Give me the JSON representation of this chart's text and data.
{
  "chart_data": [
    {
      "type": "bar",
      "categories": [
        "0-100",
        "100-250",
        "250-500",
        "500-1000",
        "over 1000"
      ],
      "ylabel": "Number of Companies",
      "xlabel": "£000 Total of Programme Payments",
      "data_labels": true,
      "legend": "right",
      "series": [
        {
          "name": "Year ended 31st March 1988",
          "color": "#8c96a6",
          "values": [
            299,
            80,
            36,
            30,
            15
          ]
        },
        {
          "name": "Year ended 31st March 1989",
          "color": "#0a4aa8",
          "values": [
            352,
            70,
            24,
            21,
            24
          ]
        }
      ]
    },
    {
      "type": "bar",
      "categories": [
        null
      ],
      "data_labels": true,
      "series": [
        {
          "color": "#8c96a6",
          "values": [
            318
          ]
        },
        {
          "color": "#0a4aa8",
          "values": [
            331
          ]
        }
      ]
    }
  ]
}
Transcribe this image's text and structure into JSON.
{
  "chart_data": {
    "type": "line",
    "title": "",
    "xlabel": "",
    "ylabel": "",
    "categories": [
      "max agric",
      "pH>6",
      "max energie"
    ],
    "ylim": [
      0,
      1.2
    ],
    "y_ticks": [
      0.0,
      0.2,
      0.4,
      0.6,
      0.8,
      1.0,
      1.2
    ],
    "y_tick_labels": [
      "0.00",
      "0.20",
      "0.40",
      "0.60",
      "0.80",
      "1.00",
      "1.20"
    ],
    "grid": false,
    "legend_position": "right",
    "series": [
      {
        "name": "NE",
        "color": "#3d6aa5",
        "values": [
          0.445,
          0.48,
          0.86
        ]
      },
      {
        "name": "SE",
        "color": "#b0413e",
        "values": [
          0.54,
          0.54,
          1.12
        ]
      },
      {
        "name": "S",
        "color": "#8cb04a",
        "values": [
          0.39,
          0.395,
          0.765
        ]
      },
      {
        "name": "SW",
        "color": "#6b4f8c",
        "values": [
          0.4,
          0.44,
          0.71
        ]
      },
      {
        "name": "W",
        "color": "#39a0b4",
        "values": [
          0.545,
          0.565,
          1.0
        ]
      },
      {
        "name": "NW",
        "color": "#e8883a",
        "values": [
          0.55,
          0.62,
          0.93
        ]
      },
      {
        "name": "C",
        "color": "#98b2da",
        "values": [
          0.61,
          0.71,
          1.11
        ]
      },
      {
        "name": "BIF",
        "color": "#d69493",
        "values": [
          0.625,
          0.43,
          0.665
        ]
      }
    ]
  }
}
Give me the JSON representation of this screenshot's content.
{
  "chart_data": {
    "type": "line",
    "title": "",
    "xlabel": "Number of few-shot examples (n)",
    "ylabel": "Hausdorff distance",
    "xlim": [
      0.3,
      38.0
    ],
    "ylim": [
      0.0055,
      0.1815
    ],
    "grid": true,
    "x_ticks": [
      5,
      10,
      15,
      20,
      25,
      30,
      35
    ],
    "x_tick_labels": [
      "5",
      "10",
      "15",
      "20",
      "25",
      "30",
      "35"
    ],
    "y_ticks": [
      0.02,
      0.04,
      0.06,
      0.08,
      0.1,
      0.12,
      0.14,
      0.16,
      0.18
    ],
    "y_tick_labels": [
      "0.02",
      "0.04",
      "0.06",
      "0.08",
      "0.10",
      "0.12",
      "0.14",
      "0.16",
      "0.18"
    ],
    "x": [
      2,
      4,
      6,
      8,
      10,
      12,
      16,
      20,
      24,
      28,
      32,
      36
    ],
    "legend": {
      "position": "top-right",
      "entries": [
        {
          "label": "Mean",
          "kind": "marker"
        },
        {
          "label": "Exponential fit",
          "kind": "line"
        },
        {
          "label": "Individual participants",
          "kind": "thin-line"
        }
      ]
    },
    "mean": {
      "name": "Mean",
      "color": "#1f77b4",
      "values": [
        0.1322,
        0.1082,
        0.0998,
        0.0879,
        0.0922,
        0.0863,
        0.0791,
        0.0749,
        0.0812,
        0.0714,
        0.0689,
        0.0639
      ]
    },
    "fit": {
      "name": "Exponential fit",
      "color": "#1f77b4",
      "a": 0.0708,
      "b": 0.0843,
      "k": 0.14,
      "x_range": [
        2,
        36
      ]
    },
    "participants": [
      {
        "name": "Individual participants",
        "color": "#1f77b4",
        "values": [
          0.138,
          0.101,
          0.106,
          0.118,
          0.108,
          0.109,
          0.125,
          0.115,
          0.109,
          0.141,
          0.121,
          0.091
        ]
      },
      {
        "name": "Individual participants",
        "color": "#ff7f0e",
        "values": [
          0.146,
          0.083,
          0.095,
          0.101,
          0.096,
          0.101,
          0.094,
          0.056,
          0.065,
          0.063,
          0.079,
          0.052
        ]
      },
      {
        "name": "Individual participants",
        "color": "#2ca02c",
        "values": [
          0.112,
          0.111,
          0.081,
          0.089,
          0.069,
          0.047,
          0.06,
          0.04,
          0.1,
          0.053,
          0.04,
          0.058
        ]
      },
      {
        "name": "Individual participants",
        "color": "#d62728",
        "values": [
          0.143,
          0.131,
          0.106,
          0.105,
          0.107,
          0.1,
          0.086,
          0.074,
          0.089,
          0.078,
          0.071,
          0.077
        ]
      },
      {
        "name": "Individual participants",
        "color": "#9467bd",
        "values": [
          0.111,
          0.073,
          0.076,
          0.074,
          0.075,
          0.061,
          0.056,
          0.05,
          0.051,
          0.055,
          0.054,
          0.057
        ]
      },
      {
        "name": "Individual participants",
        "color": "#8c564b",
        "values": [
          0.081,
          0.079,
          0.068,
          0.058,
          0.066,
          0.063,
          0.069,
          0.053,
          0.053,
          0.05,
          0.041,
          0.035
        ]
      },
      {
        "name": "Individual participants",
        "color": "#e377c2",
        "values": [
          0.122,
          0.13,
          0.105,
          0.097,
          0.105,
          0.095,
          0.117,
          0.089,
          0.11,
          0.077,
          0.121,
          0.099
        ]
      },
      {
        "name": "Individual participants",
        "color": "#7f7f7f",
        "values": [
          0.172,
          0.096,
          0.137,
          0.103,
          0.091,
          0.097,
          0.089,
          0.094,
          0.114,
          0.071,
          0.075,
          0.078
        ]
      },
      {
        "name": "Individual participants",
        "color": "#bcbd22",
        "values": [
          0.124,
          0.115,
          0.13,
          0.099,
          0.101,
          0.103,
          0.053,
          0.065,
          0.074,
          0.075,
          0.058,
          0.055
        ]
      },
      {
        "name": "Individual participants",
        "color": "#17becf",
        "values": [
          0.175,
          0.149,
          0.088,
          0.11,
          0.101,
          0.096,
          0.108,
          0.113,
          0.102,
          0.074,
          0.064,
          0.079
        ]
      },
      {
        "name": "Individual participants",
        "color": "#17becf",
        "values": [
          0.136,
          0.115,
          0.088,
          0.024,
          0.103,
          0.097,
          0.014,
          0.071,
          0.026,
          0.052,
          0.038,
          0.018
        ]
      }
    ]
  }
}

### STATED PROBLEM
Exactly as shown above, return every record.

### REPLY
Give me the JSON representation of this chart's text and data.
{
  "chart_data": [
    {
      "type": "bar",
      "categories": [
        "0-100",
        "100-250",
        "250-500",
        "500-1000",
        "over 1000"
      ],
      "ylabel": "Number of Companies",
      "xlabel": "£000 Total of Programme Payments",
      "data_labels": true,
      "legend": "right",
      "series": [
        {
          "name": "Year ended 31st March 1988",
          "color": "#8c96a6",
          "values": [
            299,
            80,
            36,
            30,
            15
          ]
        },
        {
          "name": "Year ended 31st March 1989",
          "color": "#0a4aa8",
          "values": [
            352,
            70,
            24,
            21,
            24
          ]
        }
      ]
    },
    {
      "type": "bar",
      "categories": [
        null
      ],
      "data_labels": true,
      "series": [
        {
          "color": "#8c96a6",
          "values": [
            318
          ]
        },
        {
          "color": "#0a4aa8",
          "values": [
            331
          ]
        }
      ]
    }
  ]
}
Transcribe this image's text and structure into JSON.
{
  "chart_data": {
    "type": "line",
    "title": "",
    "xlabel": "",
    "ylabel": "",
    "categories": [
      "max agric",
      "pH>6",
      "max energie"
    ],
    "ylim": [
      0,
      1.2
    ],
    "y_ticks": [
      0.0,
      0.2,
      0.4,
      0.6,
      0.8,
      1.0,
      1.2
    ],
    "y_tick_labels": [
      "0.00",
      "0.20",
      "0.40",
      "0.60",
      "0.80",
      "1.00",
      "1.20"
    ],
    "grid": false,
    "legend_position": "right",
    "series": [
      {
        "name": "NE",
        "color": "#3d6aa5",
        "values": [
          0.445,
          0.48,
          0.86
        ]
      },
      {
        "name": "SE",
        "color": "#b0413e",
        "values": [
          0.54,
          0.54,
          1.12
        ]
      },
      {
        "name": "S",
        "color": "#8cb04a",
        "values": [
          0.39,
          0.395,
          0.765
        ]
      },
      {
        "name": "SW",
        "color": "#6b4f8c",
        "values": [
          0.4,
          0.44,
          0.71
        ]
      },
      {
        "name": "W",
        "color": "#39a0b4",
        "values": [
          0.545,
          0.565,
          1.0
        ]
      },
      {
        "name": "NW",
        "color": "#e8883a",
        "values": [
          0.55,
          0.62,
          0.93
        ]
      },
      {
        "name": "C",
        "color": "#98b2da",
        "values": [
          0.61,
          0.71,
          1.11
        ]
      },
      {
        "name": "BIF",
        "color": "#d69493",
        "values": [
          0.625,
          0.43,
          0.665
        ]
      }
    ]
  }
}
Give me the JSON representation of this screenshot's content.
{
  "chart_data": {
    "type": "line",
    "title": "",
    "xlabel": "Number of few-shot examples (n)",
    "ylabel": "Hausdorff distance",
    "xlim": [
      0.3,
      38.0
    ],
    "ylim": [
      0.0055,
      0.1815
    ],
    "grid": true,
    "x_ticks": [
      5,
      10,
      15,
      20,
      25,
      30,
      35
    ],
    "x_tick_labels": [
      "5",
      "10",
      "15",
      "20",
      "25",
      "30",
      "35"
    ],
    "y_ticks": [
      0.02,
      0.04,
      0.06,
      0.08,
      0.1,
      0.12,
      0.14,
      0.16,
      0.18
    ],
    "y_tick_labels": [
      "0.02",
      "0.04",
      "0.06",
      "0.08",
      "0.10",
      "0.12",
      "0.14",
      "0.16",
      "0.18"
    ],
    "x": [
      2,
      4,
      6,
      8,
      10,
      12,
      16,
      20,
      24,
      28,
      32,
      36
    ],
    "legend": {
      "position": "top-right",
      "entries": [
        {
          "label": "Mean",
          "kind": "marker"
        },
        {
          "label": "Exponential fit",
          "kind": "line"
        },
        {
          "label": "Individual participants",
          "kind": "thin-line"
        }
      ]
    },
    "mean": {
      "name": "Mean",
      "color": "#1f77b4",
      "values": [
        0.1322,
        0.1082,
        0.0998,
        0.0879,
        0.0922,
        0.0863,
        0.0791,
        0.0749,
        0.0812,
        0.0714,
        0.0689,
        0.0639
      ]
    },
    "fit": {
      "name": "Exponential fit",
      "color": "#1f77b4",
      "a": 0.0708,
      "b": 0.0843,
      "k": 0.14,
      "x_range": [
        2,
        36
      ]
    },
    "participants": [
      {
        "name": "Individual participants",
        "color": "#1f77b4",
        "values": [
          0.138,
          0.101,
          0.106,
          0.118,
          0.108,
          0.109,
          0.125,
          0.115,
          0.109,
          0.141,
          0.121,
          0.091
        ]
      },
      {
        "name": "Individual participants",
        "color": "#ff7f0e",
        "values": [
          0.146,
          0.083,
          0.095,
          0.101,
          0.096,
          0.101,
          0.094,
          0.056,
          0.065,
          0.063,
          0.079,
          0.052
        ]
      },
      {
        "name": "Individual participants",
        "color": "#2ca02c",
        "values": [
          0.112,
          0.111,
          0.081,
          0.089,
          0.069,
          0.047,
          0.06,
          0.04,
          0.1,
          0.053,
          0.04,
          0.058
        ]
      },
      {
        "name": "Individual participants",
        "color": "#d62728",
        "values": [
          0.143,
          0.131,
          0.106,
          0.105,
          0.107,
          0.1,
          0.086,
          0.074,
          0.089,
          0.078,
          0.071,
          0.077
        ]
      },
      {
        "name": "Individual participants",
        "color": "#9467bd",
        "values": [
          0.111,
          0.073,
          0.076,
          0.074,
          0.075,
          0.061,
          0.056,
          0.05,
          0.051,
          0.055,
          0.054,
          0.057
        ]
      },
      {
        "name": "Individual participants",
        "color": "#8c564b",
        "values": [
          0.081,
          0.079,
          0.068,
          0.058,
          0.066,
          0.063,
          0.069,
          0.053,
          0.053,
          0.05,
          0.041,
          0.035
        ]
      },
      {
        "name": "Individual participants",
        "color": "#e377c2",
        "values": [
          0.122,
          0.13,
          0.105,
          0.097,
          0.105,
          0.095,
          0.117,
          0.089,
          0.11,
          0.077,
          0.121,
          0.099
        ]
      },
      {
        "name": "Individual participants",
        "color": "#7f7f7f",
        "values": [
          0.172,
          0.096,
          0.137,
          0.103,
          0.091,
          0.097,
          0.089,
          0.094,
          0.114,
          0.071,
          0.075,
          0.078
        ]
      },
      {
        "name": "Individual participants",
        "color": "#bcbd22",
        "values": [
          0.124,
          0.115,
          0.13,
          0.099,
          0.101,
          0.103,
          0.053,
          0.065,
          0.074,
          0.075,
          0.058,
          0.055
        ]
      },
      {
        "name": "Individual participants",
        "color": "#17becf",
        "values": [
          0.175,
          0.149,
          0.088,
          0.11,
          0.101,
          0.096,
          0.108,
          0.113,
          0.102,
          0.074,
          0.064,
          0.079
        ]
      },
      {
        "name": "Individual participants",
        "color": "#17becf",
        "values": [
          0.136,
          0.115,
          0.088,
          0.024,
          0.103,
          0.097,
          0.014,
          0.071,
          0.026,
          0.052,
          0.038,
          0.018
        ]
      }
    ]
  }
}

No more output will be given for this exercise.